### GOAL
Write the data out again, exactly as given.

### EXTRACTED INFORMATION
────────────────

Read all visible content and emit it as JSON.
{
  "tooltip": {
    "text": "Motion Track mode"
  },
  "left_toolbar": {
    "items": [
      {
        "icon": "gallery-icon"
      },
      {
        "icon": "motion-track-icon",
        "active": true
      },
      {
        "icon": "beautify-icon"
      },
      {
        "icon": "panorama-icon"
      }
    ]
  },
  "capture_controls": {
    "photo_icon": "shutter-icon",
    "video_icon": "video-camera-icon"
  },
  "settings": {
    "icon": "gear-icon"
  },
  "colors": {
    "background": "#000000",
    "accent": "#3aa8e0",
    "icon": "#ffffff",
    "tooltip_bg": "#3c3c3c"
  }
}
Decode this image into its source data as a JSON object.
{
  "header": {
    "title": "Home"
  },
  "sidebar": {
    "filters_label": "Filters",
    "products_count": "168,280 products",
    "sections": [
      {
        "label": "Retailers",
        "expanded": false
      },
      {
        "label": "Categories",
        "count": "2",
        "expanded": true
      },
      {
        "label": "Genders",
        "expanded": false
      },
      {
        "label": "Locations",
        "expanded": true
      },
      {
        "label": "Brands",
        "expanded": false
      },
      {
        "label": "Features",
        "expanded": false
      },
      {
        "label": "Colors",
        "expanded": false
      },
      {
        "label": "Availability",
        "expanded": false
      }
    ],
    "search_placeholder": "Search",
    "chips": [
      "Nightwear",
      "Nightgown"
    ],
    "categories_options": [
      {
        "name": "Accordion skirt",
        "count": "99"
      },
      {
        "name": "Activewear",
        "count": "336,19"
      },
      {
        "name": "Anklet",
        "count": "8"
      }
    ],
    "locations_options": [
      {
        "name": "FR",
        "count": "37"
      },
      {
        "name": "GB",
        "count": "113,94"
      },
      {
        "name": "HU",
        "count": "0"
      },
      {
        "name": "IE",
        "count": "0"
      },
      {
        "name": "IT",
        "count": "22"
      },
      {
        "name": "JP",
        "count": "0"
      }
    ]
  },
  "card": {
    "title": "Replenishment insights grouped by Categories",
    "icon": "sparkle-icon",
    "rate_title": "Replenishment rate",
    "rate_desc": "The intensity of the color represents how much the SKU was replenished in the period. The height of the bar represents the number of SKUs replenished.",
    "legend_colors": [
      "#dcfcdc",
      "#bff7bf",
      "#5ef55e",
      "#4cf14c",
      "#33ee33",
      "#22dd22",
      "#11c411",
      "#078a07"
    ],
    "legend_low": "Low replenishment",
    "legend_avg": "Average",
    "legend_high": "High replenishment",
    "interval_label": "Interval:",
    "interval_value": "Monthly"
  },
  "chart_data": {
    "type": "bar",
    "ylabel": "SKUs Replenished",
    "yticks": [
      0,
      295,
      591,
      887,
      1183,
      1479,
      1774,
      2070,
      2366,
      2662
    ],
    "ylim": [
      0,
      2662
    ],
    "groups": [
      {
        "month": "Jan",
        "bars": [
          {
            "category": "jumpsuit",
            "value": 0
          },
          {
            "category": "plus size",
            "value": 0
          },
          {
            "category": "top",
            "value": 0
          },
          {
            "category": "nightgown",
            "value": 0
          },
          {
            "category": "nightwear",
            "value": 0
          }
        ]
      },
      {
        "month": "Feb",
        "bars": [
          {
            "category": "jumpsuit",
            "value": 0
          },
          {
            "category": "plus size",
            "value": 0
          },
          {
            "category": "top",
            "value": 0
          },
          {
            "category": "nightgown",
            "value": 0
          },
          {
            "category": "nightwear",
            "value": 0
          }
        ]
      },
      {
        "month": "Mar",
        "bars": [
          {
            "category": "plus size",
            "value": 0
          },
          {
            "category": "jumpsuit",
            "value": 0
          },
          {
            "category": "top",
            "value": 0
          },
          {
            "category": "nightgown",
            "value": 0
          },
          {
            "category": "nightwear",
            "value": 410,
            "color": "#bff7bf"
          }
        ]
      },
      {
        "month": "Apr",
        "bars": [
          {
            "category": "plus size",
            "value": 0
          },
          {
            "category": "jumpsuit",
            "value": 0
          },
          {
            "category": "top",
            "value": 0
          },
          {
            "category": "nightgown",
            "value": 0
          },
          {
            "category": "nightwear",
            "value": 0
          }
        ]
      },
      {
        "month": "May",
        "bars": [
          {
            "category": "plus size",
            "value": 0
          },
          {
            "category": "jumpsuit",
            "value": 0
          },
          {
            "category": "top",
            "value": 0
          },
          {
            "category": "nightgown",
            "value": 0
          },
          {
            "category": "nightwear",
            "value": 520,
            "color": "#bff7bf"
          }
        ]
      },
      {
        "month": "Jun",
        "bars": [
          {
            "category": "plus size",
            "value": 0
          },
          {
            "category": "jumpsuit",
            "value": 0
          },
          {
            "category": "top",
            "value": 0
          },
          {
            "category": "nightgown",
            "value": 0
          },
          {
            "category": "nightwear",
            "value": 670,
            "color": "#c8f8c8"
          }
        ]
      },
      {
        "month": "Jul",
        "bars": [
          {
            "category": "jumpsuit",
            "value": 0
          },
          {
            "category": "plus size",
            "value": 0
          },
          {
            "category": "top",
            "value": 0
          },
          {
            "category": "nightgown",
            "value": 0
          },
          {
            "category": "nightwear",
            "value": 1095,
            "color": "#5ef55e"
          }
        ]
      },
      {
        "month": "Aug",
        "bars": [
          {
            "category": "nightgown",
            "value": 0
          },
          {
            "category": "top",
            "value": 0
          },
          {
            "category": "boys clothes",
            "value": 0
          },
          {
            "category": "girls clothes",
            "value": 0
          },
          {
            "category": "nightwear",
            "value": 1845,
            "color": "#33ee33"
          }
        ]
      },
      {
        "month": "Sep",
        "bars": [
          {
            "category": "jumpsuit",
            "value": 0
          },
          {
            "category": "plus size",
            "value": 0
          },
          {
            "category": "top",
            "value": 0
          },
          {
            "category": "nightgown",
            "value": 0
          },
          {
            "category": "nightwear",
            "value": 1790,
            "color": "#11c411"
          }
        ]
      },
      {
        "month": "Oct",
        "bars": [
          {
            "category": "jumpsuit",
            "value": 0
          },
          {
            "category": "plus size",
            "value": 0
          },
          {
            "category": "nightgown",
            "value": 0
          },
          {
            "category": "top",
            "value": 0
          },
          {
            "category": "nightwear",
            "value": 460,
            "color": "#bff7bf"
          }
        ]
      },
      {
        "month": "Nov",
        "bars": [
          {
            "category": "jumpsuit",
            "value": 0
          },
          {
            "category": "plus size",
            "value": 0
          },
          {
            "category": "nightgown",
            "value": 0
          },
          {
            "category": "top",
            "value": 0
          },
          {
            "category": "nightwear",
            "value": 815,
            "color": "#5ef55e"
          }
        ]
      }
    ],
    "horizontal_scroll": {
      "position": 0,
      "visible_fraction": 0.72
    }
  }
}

────────────────

### RESPONSE TO THE TASK
Read all visible content and emit it as JSON.
{
  "tooltip": {
    "text": "Motion Track mode"
  },
  "left_toolbar": {
    "items": [
      {
        "icon": "gallery-icon"
      },
      {
        "icon": "motion-track-icon",
        "active": true
      },
      {
        "icon": "beautify-icon"
      },
      {
        "icon": "panorama-icon"
      }
    ]
  },
  "capture_controls": {
    "photo_icon": "shutter-icon",
    "video_icon": "video-camera-icon"
  },
  "settings": {
    "icon": "gear-icon"
  },
  "colors": {
    "background": "#000000",
    "accent": "#3aa8e0",
    "icon": "#ffffff",
    "tooltip_bg": "#3c3c3c"
  }
}
Decode this image into its source data as a JSON object.
{
  "header": {
    "title": "Home"
  },
  "sidebar": {
    "filters_label": "Filters",
    "products_count": "168,280 products",
    "sections": [
      {
        "label": "Retailers",
        "expanded": false
      },
      {
        "label": "Categories",
        "count": "2",
        "expanded": true
      },
      {
        "label": "Genders",
        "expanded": false
      },
      {
        "label": "Locations",
        "expanded": true
      },
      {
        "label": "Brands",
        "expanded": false
      },
      {
        "label": "Features",
        "expanded": false
      },
      {
        "label": "Colors",
        "expanded": false
      },
      {
        "label": "Availability",
        "expanded": false
      }
    ],
    "search_placeholder": "Search",
    "chips": [
      "Nightwear",
      "Nightgown"
    ],
    "categories_options": [
      {
        "name": "Accordion skirt",
        "count": "99"
      },
      {
        "name": "Activewear",
        "count": "336,19"
      },
      {
        "name": "Anklet",
        "count": "8"
      }
    ],
    "locations_options": [
      {
        "name": "FR",
        "count": "37"
      },
      {
        "name": "GB",
        "count": "113,94"
      },
      {
        "name": "HU",
        "count": "0"
      },
      {
        "name": "IE",
        "count": "0"
      },
      {
        "name": "IT",
        "count": "22"
      },
      {
        "name": "JP",
        "count": "0"
      }
    ]
  },
  "card": {
    "title": "Replenishment insights grouped by Categories",
    "icon": "sparkle-icon",
    "rate_title": "Replenishment rate",
    "rate_desc": "The intensity of the color represents how much the SKU was replenished in the period. The height of the bar represents the number of SKUs replenished.",
    "legend_colors": [
      "#dcfcdc",
      "#bff7bf",
      "#5ef55e",
      "#4cf14c",
      "#33ee33",
      "#22dd22",
      "#11c411",
      "#078a07"
    ],
    "legend_low": "Low replenishment",
    "legend_avg": "Average",
    "legend_high": "High replenishment",
    "interval_label": "Interval:",
    "interval_value": "Monthly"
  },
  "chart_data": {
    "type": "bar",
    "ylabel": "SKUs Replenished",
    "yticks": [
      0,
      295,
      591,
      887,
      1183,
      1479,
      1774,
      2070,
      2366,
      2662
    ],
    "ylim": [
      0,
      2662
    ],
    "groups": [
      {
        "month": "Jan",
        "bars": [
          {
            "category": "jumpsuit",
            "value": 0
          },
          {
            "category": "plus size",
            "value": 0
          },
          {
            "category": "top",
            "value": 0
          },
          {
            "category": "nightgown",
            "value": 0
          },
          {
            "category": "nightwear",
            "value": 0
          }
        ]
      },
      {
        "month": "Feb",
        "bars": [
          {
            "category": "jumpsuit",
            "value": 0
          },
          {
            "category": "plus size",
            "value": 0
          },
          {
            "category": "top",
            "value": 0
          },
          {
            "category": "nightgown",
            "value": 0
          },
          {
            "category": "nightwear",
            "value": 0
          }
        ]
      },
      {
        "month": "Mar",
        "bars": [
          {
            "category": "plus size",
            "value": 0
          },
          {
            "category": "jumpsuit",
            "value": 0
          },
          {
            "category": "top",
            "value": 0
          },
          {
            "category": "nightgown",
            "value": 0
          },
          {
            "category": "nightwear",
            "value": 410,
            "color": "#bff7bf"
          }
        ]
      },
      {
        "month": "Apr",
        "bars": [
          {
            "category": "plus size",
            "value": 0
          },
          {
            "category": "jumpsuit",
            "value": 0
          },
          {
            "category": "top",
            "value": 0
          },
          {
            "category": "nightgown",
            "value": 0
          },
          {
            "category": "nightwear",
            "value": 0
          }
        ]
      },
      {
        "month": "May",
        "bars": [
          {
            "category": "plus size",
            "value": 0
          },
          {
            "category": "jumpsuit",
            "value": 0
          },
          {
            "category": "top",
            "value": 0
          },
          {
            "category": "nightgown",
            "value": 0
          },
          {
            "category": "nightwear",
            "value": 520,
            "color": "#bff7bf"
          }
        ]
      },
      {
        "month": "Jun",
        "bars": [
          {
            "category": "plus size",
            "value": 0
          },
          {
            "category": "jumpsuit",
            "value": 0
          },
          {
            "category": "top",
            "value": 0
          },
          {
            "category": "nightgown",
            "value": 0
          },
          {
            "category": "nightwear",
            "value": 670,
            "color": "#c8f8c8"
          }
        ]
      },
      {
        "month": "Jul",
        "bars": [
          {
            "category": "jumpsuit",
            "value": 0
          },
          {
            "category": "plus size",
            "value": 0
          },
          {
            "category": "top",
            "value": 0
          },
          {
            "category": "nightgown",
            "value": 0
          },
          {
            "category": "nightwear",
            "value": 1095,
            "color": "#5ef55e"
          }
        ]
      },
      {
        "month": "Aug",
        "bars": [
          {
            "category": "nightgown",
            "value": 0
          },
          {
            "category": "top",
            "value": 0
          },
          {
            "category": "boys clothes",
            "value": 0
          },
          {
            "category": "girls clothes",
            "value": 0
          },
          {
            "category": "nightwear",
            "value": 1845,
            "color": "#33ee33"
          }
        ]
      },
      {
        "month": "Sep",
        "bars": [
          {
            "category": "jumpsuit",
            "value": 0
          },
          {
            "category": "plus size",
            "value": 0
          },
          {
            "category": "top",
            "value": 0
          },
          {
            "category": "nightgown",
            "value": 0
          },
          {
            "category": "nightwear",
            "value": 1790,
            "color": "#11c411"
          }
        ]
      },
      {
        "month": "Oct",
        "bars": [
          {
            "category": "jumpsuit",
            "value": 0
          },
          {
            "category": "plus size",
            "value": 0
          },
          {
            "category": "nightgown",
            "value": 0
          },
          {
            "category": "top",
            "value": 0
          },
          {
            "category": "nightwear",
            "value": 460,
            "color": "#bff7bf"
          }
        ]
      },
      {
        "month": "Nov",
        "bars": [
          {
            "category": "jumpsuit",
            "value": 0
          },
          {
            "category": "plus size",
            "value": 0
          },
          {
            "category": "nightgown",
            "value": 0
          },
          {
            "category": "top",
            "value": 0
          },
          {
            "category": "nightwear",
            "value": 815,
            "color": "#5ef55e"
          }
        ]
      }
    ],
    "horizontal_scroll": {
      "position": 0,
      "visible_fraction": 0.72
    }
  }
}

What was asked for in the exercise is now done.